**GIVEN TASK**
For the entries that follow, state how many lines include the word "Self", giving the number and nothing else.

**RECORDS PROVIDED**
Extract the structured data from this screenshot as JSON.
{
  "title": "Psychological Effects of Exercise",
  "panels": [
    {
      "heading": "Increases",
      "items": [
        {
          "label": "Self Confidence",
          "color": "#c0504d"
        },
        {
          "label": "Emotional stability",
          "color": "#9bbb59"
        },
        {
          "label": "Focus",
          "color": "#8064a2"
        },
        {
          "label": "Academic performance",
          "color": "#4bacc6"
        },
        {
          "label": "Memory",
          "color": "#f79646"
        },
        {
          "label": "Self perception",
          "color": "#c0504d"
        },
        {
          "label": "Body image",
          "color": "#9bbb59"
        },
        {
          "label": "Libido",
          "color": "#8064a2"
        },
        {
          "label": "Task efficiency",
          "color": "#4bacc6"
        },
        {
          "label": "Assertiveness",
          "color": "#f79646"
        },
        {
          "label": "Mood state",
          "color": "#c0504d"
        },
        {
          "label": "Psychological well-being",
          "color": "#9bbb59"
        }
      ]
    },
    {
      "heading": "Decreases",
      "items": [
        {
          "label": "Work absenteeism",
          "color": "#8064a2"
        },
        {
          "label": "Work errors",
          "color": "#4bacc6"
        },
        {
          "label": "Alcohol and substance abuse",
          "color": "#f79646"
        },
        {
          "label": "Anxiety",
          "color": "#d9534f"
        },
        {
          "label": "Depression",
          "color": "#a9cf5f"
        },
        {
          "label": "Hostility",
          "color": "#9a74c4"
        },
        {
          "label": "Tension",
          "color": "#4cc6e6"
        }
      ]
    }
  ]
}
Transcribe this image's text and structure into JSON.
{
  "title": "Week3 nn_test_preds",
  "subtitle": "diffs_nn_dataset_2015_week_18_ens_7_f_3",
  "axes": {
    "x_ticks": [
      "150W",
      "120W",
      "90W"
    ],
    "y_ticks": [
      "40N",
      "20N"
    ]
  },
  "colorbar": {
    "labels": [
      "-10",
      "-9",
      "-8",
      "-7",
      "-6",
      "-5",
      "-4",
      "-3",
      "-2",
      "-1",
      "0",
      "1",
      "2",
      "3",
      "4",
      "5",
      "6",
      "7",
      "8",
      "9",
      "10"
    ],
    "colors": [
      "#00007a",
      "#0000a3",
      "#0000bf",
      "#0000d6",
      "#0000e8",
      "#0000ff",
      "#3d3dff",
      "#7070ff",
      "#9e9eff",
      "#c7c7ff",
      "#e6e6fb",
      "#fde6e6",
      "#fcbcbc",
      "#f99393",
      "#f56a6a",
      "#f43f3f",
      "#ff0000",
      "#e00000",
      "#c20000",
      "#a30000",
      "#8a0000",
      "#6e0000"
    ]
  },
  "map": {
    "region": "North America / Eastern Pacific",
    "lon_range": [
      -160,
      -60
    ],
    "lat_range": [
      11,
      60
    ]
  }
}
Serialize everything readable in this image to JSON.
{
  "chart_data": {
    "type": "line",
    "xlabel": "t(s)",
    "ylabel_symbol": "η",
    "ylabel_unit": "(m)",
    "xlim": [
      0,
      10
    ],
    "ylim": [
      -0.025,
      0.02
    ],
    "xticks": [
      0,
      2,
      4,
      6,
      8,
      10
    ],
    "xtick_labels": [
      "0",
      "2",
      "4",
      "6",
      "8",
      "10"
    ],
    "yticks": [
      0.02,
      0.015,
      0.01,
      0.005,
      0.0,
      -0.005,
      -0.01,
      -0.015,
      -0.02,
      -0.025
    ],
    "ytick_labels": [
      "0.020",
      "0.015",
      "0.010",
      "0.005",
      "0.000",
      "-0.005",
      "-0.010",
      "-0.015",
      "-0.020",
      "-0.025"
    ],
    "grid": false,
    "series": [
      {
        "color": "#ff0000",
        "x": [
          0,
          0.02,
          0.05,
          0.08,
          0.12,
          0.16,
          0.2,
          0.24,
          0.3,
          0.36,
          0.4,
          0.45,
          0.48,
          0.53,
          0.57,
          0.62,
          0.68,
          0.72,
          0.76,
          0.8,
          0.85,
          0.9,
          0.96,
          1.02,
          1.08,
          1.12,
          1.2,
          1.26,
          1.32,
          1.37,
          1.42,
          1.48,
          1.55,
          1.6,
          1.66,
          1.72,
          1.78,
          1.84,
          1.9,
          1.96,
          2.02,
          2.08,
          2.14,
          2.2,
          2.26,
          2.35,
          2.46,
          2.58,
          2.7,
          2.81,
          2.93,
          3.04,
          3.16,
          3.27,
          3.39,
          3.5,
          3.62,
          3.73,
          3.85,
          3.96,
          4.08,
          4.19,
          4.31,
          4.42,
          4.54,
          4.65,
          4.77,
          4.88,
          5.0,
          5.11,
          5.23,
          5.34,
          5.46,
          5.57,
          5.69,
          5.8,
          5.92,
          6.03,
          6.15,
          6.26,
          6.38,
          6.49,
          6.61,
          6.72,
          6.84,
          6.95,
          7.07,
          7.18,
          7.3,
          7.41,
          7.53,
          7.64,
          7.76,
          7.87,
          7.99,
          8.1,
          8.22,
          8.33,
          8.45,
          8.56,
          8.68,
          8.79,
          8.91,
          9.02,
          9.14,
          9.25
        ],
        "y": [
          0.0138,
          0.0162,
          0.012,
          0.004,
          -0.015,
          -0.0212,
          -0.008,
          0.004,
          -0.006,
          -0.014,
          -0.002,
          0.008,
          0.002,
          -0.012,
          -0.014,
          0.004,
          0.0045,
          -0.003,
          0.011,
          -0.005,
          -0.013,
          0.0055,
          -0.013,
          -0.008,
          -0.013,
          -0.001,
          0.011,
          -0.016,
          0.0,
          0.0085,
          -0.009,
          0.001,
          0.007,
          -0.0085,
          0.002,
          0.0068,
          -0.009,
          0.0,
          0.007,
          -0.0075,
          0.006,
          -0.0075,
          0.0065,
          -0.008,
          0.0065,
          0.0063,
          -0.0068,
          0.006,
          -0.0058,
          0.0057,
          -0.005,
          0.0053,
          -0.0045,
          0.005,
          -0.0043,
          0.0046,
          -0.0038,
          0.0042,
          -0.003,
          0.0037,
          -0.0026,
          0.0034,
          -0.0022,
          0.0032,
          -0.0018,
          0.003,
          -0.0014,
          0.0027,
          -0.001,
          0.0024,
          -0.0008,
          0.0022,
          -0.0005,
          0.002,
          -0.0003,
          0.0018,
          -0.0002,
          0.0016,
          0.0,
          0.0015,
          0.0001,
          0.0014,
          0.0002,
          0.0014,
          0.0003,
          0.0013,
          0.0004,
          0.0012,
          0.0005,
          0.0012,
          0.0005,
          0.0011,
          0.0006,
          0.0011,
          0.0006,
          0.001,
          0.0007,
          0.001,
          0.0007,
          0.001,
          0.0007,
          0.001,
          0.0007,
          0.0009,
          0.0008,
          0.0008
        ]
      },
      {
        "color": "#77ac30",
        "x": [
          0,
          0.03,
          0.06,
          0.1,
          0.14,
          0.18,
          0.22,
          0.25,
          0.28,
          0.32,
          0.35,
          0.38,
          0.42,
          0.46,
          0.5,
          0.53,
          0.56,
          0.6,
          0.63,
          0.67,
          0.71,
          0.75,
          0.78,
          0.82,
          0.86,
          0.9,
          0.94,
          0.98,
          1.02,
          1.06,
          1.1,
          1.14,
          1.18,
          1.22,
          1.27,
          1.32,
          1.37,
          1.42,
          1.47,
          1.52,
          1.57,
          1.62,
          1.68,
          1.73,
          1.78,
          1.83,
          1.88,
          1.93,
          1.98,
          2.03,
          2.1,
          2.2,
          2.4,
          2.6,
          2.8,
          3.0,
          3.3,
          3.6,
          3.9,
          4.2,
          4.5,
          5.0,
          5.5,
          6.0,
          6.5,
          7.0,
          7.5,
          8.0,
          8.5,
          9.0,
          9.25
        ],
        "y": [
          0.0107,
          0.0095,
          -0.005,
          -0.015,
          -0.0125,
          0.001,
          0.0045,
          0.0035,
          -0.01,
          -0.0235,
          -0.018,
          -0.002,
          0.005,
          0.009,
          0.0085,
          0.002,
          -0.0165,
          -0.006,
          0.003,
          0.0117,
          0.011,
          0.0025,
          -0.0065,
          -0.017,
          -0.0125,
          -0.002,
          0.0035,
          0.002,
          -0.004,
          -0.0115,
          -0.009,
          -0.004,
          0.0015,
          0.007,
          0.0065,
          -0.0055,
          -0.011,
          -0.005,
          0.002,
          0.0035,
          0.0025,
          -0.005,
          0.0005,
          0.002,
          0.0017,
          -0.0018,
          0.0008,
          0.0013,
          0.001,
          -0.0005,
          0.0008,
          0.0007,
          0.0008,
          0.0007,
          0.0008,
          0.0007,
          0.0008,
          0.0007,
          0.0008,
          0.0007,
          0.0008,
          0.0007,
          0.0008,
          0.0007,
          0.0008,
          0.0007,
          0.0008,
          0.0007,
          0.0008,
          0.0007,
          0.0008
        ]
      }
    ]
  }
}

**SOLUTION TO THE EXERCISE**
2